■ Given task
Check every line of the data below for the string "HEIs", and copy the ones that hold it.

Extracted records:
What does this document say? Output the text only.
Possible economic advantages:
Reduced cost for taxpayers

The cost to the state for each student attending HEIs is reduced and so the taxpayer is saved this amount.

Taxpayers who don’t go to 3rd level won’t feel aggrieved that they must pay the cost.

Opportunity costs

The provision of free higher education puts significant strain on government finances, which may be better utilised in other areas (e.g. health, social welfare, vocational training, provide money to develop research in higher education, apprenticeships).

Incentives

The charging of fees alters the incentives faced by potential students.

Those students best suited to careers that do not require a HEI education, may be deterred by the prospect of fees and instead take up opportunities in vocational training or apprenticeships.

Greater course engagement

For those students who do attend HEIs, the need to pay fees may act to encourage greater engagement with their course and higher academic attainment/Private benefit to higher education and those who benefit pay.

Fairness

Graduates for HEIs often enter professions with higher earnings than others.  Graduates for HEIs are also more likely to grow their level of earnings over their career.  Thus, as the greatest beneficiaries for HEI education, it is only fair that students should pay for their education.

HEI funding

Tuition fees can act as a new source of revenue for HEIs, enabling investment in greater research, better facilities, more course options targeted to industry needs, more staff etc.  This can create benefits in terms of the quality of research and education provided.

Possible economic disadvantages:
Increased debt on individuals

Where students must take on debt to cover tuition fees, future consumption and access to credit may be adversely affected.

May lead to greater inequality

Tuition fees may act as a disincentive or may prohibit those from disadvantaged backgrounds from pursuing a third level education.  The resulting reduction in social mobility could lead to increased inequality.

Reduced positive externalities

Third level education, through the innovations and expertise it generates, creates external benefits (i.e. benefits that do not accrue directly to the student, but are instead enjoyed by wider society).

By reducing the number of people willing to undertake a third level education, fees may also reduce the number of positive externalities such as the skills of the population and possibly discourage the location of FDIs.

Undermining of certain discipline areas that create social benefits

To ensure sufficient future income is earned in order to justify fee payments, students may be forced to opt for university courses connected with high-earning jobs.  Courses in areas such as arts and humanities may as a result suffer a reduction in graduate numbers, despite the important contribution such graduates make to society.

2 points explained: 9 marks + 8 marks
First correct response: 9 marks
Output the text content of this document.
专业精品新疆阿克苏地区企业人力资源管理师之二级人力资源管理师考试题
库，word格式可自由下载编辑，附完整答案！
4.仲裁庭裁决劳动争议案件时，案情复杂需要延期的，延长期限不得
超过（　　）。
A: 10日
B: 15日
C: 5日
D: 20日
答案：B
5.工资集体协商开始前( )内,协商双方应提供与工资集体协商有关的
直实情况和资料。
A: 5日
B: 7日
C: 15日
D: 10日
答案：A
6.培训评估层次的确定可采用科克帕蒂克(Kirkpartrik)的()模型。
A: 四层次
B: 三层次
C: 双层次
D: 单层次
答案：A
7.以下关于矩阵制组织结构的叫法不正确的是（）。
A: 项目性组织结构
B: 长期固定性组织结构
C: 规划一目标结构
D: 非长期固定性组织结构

■ Exercise output
The cost to the state for each student attending HEIs is reduced and so the taxpayer is saved this amount.
For those students who do attend HEIs, the need to pay fees may act to encourage greater engagement with their course and higher academic attainment/Private benefit to higher education and those who benefit pay.
Graduates for HEIs often enter professions with higher earnings than others.  Graduates for HEIs are also more likely to grow their level of earnings over their career.  Thus, as the greatest beneficiaries for HEI education, it is only fair that students should pay for their education.
Tuition fees can act as a new source of revenue for HEIs, enabling investment in greater research, better facilities, more course options targeted to industry needs, more staff etc.  This can create benefits in terms of the quality of research and education provided.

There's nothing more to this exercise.